• _EXERCISE BRIEF_:
Update the listing from its first line through the line containing "atom-true-diameter-blank[interactable] xyxy=(857,1975,937,2001)", both included. Replace "watermark-text" with "watermark-label" and keep everything else the same.

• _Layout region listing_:

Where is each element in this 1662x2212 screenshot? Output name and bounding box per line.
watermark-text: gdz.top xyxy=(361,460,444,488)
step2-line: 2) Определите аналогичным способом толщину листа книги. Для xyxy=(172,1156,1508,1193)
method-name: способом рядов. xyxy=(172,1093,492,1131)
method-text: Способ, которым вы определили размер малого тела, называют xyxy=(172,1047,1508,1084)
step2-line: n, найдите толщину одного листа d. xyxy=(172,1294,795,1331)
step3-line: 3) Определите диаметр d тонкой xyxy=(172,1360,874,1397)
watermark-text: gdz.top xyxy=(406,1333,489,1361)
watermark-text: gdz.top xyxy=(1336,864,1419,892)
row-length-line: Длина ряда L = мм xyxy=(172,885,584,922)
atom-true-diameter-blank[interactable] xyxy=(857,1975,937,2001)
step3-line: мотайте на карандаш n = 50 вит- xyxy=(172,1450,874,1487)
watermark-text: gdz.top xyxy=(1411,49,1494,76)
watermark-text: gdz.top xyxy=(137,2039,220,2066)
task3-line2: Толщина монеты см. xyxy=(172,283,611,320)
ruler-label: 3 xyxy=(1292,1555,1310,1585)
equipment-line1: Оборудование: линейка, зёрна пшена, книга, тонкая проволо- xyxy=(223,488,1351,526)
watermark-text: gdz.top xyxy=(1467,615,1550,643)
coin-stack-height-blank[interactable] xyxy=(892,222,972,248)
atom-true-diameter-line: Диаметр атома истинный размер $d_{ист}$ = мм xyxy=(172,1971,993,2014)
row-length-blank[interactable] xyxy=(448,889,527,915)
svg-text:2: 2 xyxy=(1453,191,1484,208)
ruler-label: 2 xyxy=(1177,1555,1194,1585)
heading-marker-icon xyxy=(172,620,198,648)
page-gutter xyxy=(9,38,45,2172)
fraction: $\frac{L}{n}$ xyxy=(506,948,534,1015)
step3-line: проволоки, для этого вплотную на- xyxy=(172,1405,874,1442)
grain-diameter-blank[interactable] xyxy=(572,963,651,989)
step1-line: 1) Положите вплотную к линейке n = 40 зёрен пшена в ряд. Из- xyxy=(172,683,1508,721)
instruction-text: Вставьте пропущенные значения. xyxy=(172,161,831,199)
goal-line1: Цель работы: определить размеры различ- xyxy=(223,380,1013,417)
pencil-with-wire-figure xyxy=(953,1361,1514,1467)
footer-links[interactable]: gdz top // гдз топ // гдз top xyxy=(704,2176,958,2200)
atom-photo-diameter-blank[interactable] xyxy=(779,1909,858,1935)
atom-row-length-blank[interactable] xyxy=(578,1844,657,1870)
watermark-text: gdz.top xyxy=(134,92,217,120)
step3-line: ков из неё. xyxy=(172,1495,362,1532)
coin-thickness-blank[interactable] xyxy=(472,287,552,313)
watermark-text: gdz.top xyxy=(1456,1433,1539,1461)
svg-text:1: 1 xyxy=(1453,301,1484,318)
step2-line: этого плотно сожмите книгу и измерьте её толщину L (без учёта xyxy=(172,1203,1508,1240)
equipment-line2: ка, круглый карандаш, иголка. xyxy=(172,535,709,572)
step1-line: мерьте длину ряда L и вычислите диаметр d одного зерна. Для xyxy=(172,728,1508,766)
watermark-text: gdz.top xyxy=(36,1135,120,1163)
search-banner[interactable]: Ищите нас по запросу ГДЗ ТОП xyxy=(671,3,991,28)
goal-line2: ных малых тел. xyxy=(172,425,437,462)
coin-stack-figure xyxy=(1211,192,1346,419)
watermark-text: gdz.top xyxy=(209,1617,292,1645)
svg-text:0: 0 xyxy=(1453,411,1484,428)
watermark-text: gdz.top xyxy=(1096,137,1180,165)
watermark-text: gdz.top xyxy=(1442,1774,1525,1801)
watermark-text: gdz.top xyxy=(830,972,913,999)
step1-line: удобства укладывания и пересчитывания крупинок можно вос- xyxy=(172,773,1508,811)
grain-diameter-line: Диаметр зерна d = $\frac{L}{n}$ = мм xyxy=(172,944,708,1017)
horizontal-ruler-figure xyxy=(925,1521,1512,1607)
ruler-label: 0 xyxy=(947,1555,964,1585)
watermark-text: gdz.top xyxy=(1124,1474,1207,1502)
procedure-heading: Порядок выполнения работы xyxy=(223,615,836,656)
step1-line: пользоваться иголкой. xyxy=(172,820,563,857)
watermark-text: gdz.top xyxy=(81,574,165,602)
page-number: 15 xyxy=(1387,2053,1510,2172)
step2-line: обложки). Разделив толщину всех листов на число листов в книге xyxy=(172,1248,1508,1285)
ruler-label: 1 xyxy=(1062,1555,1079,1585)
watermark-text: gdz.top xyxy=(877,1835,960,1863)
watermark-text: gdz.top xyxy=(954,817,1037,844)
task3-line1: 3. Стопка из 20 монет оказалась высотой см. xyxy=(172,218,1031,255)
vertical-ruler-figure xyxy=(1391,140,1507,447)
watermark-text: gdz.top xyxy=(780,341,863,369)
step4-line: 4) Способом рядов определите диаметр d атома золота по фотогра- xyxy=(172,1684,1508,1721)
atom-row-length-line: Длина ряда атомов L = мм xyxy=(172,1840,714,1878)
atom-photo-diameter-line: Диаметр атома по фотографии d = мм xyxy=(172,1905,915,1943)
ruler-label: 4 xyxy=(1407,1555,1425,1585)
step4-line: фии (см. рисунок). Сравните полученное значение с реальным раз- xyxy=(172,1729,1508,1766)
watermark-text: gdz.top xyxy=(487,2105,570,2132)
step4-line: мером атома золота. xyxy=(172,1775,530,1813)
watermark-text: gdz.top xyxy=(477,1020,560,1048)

• _FINAL ANSWER_:
Where is each element in this 1662x2212 screenshot? Output name and bounding box per line.
watermark-label: gdz.top xyxy=(361,460,444,488)
step2-line: 2) Определите аналогичным способом толщину листа книги. Для xyxy=(172,1156,1508,1193)
method-name: способом рядов. xyxy=(172,1093,492,1131)
method-text: Способ, которым вы определили размер малого тела, называют xyxy=(172,1047,1508,1084)
step2-line: n, найдите толщину одного листа d. xyxy=(172,1294,795,1331)
step3-line: 3) Определите диаметр d тонкой xyxy=(172,1360,874,1397)
watermark-label: gdz.top xyxy=(406,1333,489,1361)
watermark-label: gdz.top xyxy=(1336,864,1419,892)
row-length-line: Длина ряда L = мм xyxy=(172,885,584,922)
atom-true-diameter-blank[interactable] xyxy=(857,1975,937,2001)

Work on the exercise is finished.